## START Exercise data

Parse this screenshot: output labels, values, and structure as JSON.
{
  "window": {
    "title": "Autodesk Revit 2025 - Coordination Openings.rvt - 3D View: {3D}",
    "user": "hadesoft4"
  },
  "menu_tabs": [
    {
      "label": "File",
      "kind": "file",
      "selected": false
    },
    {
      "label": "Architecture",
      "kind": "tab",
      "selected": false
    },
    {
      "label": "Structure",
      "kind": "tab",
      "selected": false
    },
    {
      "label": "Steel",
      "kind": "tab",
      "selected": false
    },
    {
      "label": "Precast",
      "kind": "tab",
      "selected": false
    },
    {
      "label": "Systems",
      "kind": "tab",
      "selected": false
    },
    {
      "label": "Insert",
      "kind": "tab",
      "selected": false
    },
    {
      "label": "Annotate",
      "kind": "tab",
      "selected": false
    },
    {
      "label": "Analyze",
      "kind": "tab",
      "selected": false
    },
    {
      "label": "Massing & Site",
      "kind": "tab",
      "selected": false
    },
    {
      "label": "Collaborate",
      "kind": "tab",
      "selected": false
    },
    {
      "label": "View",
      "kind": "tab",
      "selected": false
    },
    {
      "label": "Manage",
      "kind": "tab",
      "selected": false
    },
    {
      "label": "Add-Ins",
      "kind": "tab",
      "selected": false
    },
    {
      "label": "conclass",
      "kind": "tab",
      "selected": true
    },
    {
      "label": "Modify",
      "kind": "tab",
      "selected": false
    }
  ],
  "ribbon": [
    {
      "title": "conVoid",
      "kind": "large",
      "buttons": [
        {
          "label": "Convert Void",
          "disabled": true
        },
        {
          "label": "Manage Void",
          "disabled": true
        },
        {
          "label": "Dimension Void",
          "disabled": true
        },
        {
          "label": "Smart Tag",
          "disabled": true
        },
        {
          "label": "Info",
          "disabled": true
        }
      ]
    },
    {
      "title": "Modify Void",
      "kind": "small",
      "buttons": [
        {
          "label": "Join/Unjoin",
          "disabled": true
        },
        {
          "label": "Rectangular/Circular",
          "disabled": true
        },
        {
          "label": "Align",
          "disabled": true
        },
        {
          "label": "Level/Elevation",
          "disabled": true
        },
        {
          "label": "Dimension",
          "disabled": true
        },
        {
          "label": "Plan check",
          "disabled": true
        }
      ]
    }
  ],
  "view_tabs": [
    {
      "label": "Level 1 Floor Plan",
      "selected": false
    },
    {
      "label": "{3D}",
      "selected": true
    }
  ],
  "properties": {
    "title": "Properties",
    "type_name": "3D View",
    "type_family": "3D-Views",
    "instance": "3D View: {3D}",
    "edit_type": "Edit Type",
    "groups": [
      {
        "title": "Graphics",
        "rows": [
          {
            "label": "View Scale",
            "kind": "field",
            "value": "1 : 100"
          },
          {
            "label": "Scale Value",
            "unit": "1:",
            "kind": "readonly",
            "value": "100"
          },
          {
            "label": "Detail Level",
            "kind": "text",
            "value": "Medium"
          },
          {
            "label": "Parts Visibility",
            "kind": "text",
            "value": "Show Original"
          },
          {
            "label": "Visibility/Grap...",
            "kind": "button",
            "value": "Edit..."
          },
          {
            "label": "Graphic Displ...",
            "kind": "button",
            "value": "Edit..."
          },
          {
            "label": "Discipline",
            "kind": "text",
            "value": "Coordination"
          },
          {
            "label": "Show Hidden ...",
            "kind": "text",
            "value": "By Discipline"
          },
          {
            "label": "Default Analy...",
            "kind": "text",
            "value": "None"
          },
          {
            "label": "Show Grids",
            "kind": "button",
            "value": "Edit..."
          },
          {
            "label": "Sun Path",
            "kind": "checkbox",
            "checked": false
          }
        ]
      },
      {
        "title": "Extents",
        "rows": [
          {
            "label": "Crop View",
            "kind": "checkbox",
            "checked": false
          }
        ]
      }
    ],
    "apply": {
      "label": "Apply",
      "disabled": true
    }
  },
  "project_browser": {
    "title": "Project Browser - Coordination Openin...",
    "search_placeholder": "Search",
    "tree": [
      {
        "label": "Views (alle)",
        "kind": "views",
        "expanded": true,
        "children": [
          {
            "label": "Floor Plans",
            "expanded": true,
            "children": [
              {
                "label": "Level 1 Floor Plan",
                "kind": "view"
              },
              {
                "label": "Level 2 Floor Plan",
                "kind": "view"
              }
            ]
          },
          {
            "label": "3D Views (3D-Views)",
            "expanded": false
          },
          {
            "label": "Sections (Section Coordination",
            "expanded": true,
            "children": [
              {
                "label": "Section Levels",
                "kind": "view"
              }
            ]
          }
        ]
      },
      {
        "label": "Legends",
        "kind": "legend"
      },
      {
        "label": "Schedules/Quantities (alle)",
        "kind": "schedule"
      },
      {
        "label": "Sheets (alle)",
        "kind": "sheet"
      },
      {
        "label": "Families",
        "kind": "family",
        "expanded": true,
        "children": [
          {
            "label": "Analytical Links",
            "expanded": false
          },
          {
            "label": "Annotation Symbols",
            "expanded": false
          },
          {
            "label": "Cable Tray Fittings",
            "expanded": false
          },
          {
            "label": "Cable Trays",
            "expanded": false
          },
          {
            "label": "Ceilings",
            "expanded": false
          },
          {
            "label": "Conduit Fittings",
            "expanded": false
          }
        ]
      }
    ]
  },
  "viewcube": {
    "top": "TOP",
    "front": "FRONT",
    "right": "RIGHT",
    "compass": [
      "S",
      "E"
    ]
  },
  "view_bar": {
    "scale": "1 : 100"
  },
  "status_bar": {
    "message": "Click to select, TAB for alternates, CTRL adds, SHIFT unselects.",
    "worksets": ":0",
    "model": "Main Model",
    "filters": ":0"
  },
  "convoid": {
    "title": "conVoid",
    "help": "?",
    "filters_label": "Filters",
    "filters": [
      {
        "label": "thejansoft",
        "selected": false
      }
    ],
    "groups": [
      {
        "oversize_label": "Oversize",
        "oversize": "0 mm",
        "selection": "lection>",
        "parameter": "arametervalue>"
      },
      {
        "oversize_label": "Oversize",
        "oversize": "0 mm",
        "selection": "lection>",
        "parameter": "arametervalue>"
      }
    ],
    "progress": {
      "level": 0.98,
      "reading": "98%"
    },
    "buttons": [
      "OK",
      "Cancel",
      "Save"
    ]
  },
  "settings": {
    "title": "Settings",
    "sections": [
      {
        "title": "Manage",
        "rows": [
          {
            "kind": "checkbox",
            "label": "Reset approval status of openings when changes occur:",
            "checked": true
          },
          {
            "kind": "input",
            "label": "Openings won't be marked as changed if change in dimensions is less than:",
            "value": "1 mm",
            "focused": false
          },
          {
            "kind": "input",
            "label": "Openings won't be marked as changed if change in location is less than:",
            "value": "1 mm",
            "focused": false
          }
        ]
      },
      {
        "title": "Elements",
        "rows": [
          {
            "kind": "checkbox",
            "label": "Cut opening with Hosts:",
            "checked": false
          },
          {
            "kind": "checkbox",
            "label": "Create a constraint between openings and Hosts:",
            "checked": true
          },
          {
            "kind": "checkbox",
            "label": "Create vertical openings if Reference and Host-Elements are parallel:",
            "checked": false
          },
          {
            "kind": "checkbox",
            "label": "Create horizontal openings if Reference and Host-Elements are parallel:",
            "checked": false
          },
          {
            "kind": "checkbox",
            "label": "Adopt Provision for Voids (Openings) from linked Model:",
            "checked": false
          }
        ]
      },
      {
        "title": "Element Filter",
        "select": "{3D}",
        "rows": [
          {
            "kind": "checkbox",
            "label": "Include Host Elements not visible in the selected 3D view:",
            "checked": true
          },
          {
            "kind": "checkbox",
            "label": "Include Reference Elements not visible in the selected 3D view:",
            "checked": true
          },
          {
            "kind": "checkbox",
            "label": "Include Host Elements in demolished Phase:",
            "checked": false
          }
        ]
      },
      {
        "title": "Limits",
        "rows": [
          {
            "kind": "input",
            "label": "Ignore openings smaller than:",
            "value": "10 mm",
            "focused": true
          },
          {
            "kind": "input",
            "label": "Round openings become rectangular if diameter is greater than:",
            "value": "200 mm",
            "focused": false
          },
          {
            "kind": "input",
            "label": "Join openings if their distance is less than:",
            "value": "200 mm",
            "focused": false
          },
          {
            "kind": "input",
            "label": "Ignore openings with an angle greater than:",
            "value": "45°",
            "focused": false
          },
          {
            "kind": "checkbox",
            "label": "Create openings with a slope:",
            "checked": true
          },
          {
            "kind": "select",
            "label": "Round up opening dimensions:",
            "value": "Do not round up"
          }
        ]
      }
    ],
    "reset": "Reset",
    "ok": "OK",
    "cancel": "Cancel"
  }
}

## END Exercise data

Your task: Of all the lines above, how many contain the word "Visibility"? Answer with only the number.

Exercise output: 2